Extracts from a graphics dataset
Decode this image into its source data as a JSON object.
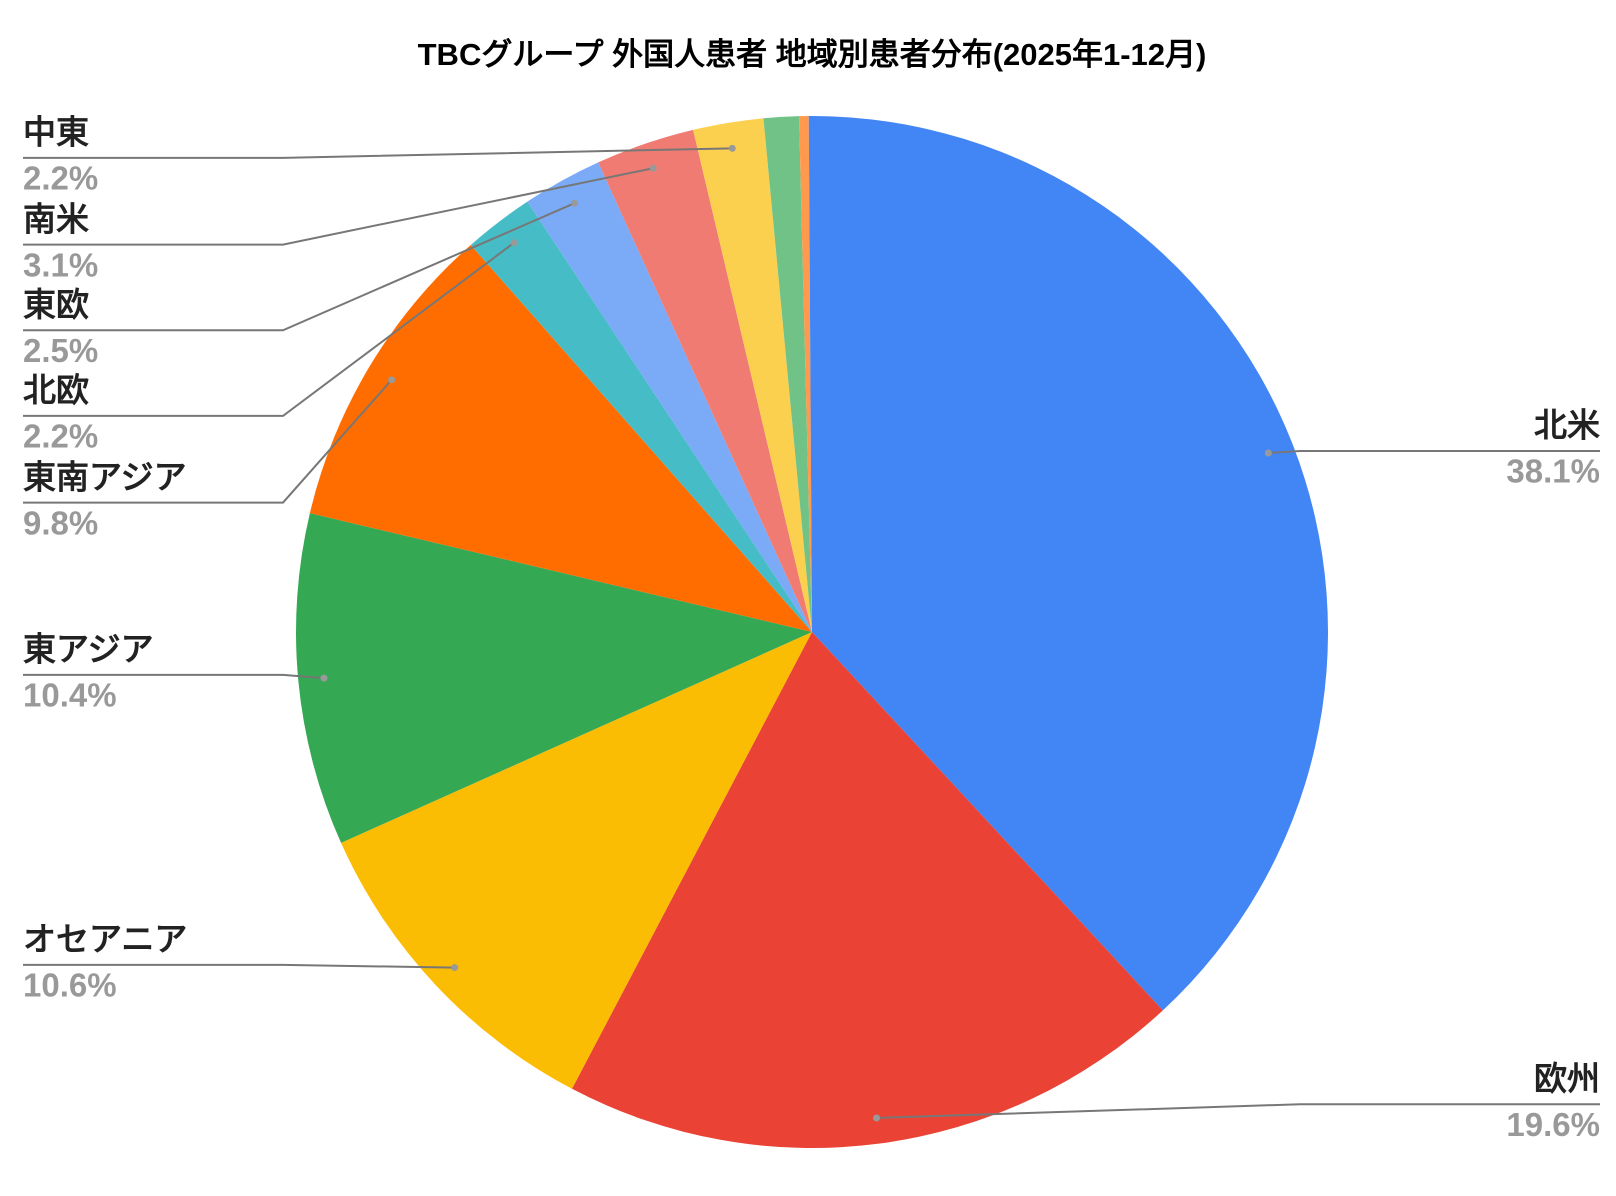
{
  "chart_data": {
    "type": "pie",
    "title": "TBCグループ 外国人患者 地域別患者分布(2025年1-12月)",
    "categories": [
      "北米",
      "欧州",
      "オセアニア",
      "東アジア",
      "東南アジア",
      "北欧",
      "東欧",
      "南米",
      "中東",
      null,
      null,
      null
    ],
    "values": [
      38.1,
      19.6,
      10.6,
      10.4,
      9.8,
      2.2,
      2.5,
      3.1,
      2.2,
      1.1,
      0.3,
      0.1
    ],
    "value_labels": [
      "38.1%",
      "19.6%",
      "10.6%",
      "10.4%",
      "9.8%",
      "2.2%",
      "2.5%",
      "3.1%",
      "2.2%",
      null,
      null,
      null
    ],
    "colors": [
      "#4285f4",
      "#ea4335",
      "#fbbc04",
      "#34a853",
      "#ff6d01",
      "#46bdc6",
      "#7baaf7",
      "#f07b72",
      "#fcd04f",
      "#71c287",
      "#ff994d",
      "#4285f4"
    ]
  }
}
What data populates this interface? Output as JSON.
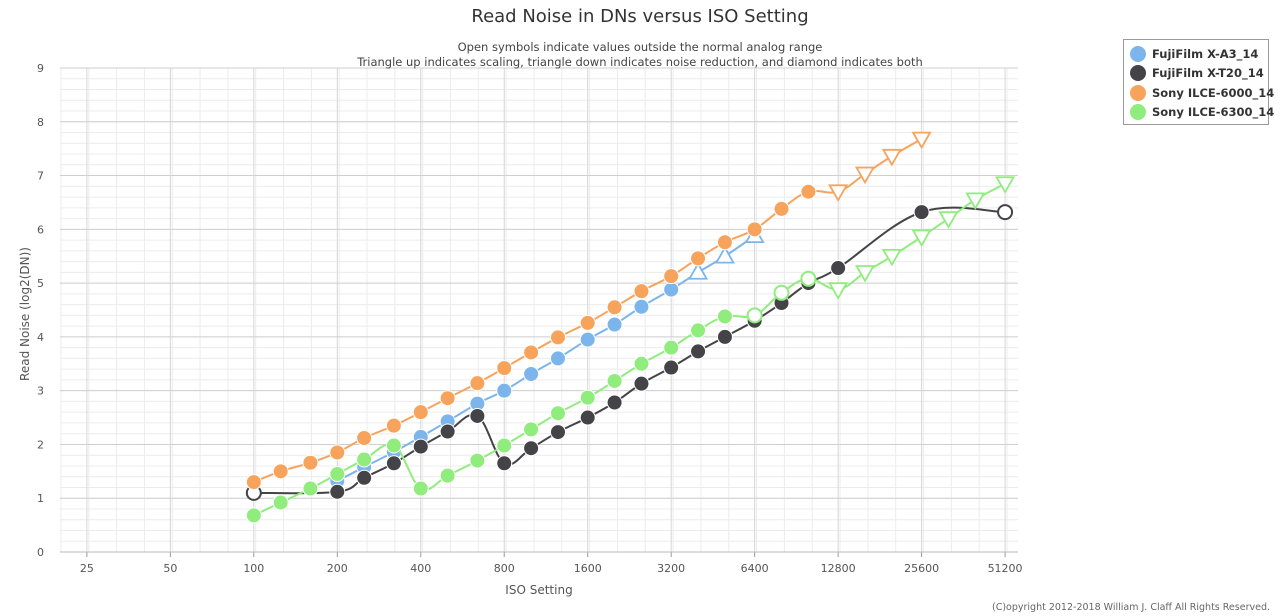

▶ _REQUIRED WORK_:
Using the material above, retype each entry exactly and omit the pictures.

▶ _WRITTEN REPLY_:
Decode this image into its source data as a JSON object.
{
  "chart_data": {
    "type": "pie",
    "title": "TBCグループ 外国人患者 地域別患者分布(2025年1-12月)",
    "categories": [
      "北米",
      "欧州",
      "オセアニア",
      "東アジア",
      "東南アジア",
      "北欧",
      "東欧",
      "南米",
      "中東",
      null,
      null,
      null
    ],
    "values": [
      38.1,
      19.6,
      10.6,
      10.4,
      9.8,
      2.2,
      2.5,
      3.1,
      2.2,
      1.1,
      0.3,
      0.1
    ],
    "value_labels": [
      "38.1%",
      "19.6%",
      "10.6%",
      "10.4%",
      "9.8%",
      "2.2%",
      "2.5%",
      "3.1%",
      "2.2%",
      null,
      null,
      null
    ],
    "colors": [
      "#4285f4",
      "#ea4335",
      "#fbbc04",
      "#34a853",
      "#ff6d01",
      "#46bdc6",
      "#7baaf7",
      "#f07b72",
      "#fcd04f",
      "#71c287",
      "#ff994d",
      "#4285f4"
    ]
  }
}
What data populates this interface? Output as JSON.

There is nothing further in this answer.